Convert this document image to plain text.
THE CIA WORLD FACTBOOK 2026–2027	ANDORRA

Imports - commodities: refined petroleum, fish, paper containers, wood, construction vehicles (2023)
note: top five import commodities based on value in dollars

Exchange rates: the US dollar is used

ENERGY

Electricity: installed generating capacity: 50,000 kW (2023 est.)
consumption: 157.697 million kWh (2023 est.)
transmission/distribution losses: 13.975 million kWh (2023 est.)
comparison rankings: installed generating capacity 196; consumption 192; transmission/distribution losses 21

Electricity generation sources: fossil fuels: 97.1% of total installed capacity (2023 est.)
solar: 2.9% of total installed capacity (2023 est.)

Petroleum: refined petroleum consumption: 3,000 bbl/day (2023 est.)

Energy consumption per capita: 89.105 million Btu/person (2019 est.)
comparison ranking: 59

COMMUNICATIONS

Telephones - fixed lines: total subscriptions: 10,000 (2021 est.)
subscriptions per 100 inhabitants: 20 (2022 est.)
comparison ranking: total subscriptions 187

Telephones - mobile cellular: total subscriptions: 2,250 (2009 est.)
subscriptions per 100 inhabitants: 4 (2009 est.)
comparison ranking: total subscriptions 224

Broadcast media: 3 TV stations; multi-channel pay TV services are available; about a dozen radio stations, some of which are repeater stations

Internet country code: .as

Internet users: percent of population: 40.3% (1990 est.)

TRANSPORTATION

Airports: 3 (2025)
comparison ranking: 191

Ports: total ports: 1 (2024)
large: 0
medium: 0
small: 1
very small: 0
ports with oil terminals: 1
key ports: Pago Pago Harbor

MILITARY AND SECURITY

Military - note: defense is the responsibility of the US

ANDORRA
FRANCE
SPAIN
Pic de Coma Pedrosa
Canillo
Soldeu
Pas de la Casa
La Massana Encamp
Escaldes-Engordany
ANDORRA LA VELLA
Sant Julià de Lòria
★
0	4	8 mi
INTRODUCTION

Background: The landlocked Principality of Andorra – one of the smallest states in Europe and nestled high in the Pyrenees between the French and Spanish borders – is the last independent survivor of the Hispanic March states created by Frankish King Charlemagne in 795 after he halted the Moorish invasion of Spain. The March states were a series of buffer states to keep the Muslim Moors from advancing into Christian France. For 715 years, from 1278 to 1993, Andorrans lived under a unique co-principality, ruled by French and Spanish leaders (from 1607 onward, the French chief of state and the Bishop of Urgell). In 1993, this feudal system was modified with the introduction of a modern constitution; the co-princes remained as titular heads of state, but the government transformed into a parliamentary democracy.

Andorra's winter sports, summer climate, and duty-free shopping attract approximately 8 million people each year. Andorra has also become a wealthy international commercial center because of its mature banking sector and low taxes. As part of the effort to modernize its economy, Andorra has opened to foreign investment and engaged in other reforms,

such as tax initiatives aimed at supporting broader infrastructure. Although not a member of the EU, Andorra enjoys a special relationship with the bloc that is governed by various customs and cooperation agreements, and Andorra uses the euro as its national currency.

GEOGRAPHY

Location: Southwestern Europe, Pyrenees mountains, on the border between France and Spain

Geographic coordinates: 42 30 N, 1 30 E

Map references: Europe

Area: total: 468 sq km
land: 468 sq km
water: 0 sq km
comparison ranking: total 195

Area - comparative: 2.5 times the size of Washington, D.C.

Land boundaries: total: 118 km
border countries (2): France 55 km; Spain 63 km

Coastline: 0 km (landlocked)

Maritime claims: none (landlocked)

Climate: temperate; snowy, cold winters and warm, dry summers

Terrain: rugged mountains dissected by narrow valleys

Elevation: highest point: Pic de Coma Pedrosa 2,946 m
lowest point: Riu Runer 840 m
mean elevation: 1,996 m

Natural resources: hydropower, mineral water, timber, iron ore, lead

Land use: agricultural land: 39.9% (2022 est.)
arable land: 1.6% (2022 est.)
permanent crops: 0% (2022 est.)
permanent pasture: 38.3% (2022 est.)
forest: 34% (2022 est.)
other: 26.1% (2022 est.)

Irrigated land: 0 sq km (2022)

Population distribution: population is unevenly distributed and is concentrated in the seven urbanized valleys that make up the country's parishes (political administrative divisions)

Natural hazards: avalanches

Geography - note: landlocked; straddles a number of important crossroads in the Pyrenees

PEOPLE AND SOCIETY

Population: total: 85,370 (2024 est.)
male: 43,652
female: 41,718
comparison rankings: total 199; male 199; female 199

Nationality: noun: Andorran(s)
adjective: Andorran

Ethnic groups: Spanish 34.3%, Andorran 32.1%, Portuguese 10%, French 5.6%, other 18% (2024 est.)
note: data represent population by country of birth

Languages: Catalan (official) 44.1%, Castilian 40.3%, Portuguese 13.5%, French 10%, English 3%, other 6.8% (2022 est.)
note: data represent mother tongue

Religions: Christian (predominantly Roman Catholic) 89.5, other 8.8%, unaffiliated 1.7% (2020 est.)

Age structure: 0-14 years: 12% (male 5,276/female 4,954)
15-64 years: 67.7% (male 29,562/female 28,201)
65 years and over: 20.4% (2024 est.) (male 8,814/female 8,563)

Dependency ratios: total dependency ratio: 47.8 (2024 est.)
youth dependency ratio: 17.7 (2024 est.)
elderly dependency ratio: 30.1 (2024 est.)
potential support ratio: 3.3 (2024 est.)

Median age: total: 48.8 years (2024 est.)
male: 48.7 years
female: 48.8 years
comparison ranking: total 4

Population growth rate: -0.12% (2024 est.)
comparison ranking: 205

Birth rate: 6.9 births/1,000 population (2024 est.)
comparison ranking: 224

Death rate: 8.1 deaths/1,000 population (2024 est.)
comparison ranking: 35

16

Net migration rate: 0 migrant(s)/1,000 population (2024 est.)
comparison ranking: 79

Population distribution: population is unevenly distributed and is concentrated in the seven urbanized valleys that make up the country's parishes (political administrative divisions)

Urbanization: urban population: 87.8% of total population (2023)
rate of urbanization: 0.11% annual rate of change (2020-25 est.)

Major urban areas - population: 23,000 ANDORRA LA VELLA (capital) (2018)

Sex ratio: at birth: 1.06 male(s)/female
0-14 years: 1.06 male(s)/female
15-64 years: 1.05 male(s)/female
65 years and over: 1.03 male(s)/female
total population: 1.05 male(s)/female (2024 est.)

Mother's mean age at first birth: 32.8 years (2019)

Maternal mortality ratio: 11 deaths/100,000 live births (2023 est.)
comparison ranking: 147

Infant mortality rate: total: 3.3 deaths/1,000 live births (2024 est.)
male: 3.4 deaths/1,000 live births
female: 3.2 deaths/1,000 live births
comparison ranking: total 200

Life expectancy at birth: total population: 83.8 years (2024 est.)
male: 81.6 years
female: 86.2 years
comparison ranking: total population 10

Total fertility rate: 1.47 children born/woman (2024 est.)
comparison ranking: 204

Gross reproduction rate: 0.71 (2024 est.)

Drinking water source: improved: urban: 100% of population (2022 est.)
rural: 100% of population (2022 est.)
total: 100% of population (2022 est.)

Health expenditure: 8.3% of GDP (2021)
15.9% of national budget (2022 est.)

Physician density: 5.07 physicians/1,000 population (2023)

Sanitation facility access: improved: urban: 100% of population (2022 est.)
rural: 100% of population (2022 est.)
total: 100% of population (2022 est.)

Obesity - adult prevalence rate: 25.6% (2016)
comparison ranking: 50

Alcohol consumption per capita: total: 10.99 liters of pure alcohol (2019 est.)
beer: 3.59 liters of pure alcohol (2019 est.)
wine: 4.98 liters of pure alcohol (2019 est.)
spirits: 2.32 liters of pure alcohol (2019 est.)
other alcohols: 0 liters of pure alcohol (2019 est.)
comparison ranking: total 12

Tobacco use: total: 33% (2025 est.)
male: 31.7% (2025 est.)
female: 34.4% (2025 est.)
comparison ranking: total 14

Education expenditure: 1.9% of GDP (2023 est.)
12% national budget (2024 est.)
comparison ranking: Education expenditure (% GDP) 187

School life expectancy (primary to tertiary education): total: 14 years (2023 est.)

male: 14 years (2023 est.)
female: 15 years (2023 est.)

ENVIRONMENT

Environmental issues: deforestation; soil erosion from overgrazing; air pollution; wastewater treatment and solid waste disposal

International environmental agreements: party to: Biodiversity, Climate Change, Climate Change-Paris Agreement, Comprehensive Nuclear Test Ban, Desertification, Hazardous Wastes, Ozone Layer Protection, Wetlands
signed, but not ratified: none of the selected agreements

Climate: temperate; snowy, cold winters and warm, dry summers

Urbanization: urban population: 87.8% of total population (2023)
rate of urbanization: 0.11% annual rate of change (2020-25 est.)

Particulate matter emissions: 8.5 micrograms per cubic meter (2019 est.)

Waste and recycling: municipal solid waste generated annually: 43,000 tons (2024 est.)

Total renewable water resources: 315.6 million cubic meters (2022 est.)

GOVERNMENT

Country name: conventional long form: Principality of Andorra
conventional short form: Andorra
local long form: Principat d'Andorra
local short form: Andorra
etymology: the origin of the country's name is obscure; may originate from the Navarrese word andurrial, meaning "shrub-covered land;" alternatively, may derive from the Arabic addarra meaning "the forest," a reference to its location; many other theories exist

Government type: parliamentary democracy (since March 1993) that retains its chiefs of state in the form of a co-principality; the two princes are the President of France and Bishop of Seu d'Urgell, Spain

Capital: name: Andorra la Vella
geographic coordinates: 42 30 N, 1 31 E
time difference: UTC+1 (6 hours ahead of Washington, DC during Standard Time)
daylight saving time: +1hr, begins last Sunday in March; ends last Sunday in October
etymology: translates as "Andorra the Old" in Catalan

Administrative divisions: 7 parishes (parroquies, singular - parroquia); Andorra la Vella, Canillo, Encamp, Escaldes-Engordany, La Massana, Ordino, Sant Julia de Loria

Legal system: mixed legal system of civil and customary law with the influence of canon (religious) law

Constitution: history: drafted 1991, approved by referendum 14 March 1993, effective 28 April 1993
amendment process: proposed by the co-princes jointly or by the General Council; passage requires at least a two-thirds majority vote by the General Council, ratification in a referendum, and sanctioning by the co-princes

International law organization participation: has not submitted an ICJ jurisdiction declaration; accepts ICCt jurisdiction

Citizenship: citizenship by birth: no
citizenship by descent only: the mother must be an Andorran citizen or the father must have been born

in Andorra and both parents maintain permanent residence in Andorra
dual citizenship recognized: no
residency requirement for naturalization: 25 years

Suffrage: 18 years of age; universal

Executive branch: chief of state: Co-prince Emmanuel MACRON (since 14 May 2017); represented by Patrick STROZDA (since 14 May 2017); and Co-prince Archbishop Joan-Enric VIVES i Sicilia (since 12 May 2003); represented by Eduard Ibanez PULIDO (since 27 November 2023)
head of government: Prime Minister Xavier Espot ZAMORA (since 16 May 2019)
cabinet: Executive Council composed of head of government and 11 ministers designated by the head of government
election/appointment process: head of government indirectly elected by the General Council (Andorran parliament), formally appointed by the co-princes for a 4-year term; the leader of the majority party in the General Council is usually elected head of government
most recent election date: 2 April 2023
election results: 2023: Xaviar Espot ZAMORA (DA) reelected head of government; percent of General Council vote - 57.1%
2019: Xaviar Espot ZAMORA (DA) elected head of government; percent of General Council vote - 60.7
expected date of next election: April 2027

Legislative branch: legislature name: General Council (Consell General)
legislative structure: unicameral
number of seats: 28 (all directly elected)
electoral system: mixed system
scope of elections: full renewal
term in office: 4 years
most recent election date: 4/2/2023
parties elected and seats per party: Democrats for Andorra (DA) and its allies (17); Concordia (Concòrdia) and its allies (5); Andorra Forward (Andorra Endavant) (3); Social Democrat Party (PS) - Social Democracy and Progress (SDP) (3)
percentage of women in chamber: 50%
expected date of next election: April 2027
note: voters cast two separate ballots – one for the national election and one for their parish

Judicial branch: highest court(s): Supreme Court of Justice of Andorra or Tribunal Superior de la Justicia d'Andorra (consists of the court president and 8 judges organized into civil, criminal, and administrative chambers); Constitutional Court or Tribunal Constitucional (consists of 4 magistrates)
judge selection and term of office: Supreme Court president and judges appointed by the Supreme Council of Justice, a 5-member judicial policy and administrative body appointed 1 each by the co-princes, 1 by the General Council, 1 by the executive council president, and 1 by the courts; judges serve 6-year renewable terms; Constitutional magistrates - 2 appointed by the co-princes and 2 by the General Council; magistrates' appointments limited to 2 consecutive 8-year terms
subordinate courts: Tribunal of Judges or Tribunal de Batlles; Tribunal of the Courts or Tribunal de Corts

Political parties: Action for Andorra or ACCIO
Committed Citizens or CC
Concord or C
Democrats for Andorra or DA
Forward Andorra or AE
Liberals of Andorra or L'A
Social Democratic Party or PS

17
==================================================
**EXERCISE INSTRUCTIONS:** Each line that contains the string "referendum" counts once; report how many such lines the entries have, giving only the number.

**ANSWER FOR THE TASK:** 2